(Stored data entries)
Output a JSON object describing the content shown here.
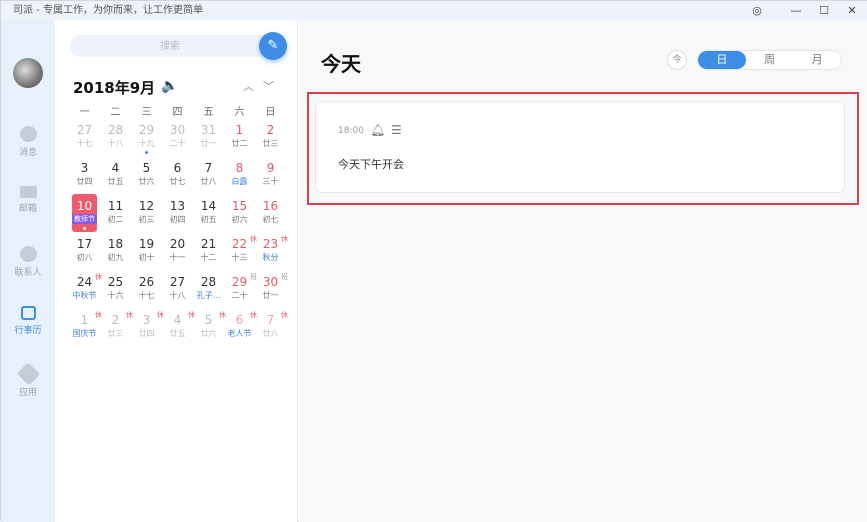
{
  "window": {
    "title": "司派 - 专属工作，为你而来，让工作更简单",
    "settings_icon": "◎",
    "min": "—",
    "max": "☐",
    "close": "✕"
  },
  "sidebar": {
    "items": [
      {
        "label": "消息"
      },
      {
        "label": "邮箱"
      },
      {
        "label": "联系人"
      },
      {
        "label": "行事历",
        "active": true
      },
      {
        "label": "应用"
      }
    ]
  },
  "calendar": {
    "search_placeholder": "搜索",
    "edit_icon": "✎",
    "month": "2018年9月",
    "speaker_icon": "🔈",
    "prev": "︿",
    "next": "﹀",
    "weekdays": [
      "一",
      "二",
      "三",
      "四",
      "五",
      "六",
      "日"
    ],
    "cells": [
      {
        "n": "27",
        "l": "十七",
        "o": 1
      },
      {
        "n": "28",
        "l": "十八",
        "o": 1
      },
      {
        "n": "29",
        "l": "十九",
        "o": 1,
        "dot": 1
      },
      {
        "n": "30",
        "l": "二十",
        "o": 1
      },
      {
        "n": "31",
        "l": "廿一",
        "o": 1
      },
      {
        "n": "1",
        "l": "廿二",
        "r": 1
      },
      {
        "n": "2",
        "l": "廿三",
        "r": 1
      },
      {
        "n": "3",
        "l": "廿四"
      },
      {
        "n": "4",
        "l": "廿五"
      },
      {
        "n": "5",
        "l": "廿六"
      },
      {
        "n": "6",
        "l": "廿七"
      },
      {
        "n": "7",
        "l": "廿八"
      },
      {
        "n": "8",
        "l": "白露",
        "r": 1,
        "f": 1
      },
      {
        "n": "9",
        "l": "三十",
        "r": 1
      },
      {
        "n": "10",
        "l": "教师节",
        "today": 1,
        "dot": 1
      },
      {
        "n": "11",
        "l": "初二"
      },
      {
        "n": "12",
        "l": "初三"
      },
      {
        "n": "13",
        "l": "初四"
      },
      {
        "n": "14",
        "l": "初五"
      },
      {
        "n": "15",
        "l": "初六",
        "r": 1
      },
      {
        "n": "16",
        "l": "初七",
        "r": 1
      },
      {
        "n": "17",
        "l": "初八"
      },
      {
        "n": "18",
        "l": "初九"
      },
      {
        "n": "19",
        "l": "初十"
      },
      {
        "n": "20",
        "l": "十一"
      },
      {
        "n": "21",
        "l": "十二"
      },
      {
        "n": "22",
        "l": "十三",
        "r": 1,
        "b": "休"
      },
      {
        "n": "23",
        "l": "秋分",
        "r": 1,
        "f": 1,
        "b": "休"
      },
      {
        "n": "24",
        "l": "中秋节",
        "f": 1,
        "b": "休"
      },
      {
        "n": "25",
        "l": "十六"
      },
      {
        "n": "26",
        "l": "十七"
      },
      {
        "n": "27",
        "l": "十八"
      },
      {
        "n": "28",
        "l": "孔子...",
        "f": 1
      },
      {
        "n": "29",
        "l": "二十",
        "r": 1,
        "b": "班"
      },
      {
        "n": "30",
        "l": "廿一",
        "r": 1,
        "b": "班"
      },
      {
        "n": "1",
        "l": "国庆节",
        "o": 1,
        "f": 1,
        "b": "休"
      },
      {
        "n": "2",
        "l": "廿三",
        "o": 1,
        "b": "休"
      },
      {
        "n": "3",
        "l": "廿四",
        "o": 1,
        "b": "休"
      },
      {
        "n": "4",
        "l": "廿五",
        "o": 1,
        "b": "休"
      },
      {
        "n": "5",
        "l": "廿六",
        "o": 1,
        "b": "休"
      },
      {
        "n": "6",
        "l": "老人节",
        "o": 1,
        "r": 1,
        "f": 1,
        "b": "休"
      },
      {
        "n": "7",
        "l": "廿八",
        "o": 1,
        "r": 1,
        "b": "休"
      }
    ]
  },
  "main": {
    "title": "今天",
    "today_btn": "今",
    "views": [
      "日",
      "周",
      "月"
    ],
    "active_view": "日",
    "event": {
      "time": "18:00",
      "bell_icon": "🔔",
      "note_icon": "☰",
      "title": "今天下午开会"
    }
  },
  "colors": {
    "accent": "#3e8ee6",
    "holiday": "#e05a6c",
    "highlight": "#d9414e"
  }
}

▶ _Directions for this task_:
List all lines from the entries that include the word "label".

▶ _Expected answer_:
        "label": "消息"
        "label": "邮箱"
        "label": "联系人"
        "label": "行事历",
        "label": "应用"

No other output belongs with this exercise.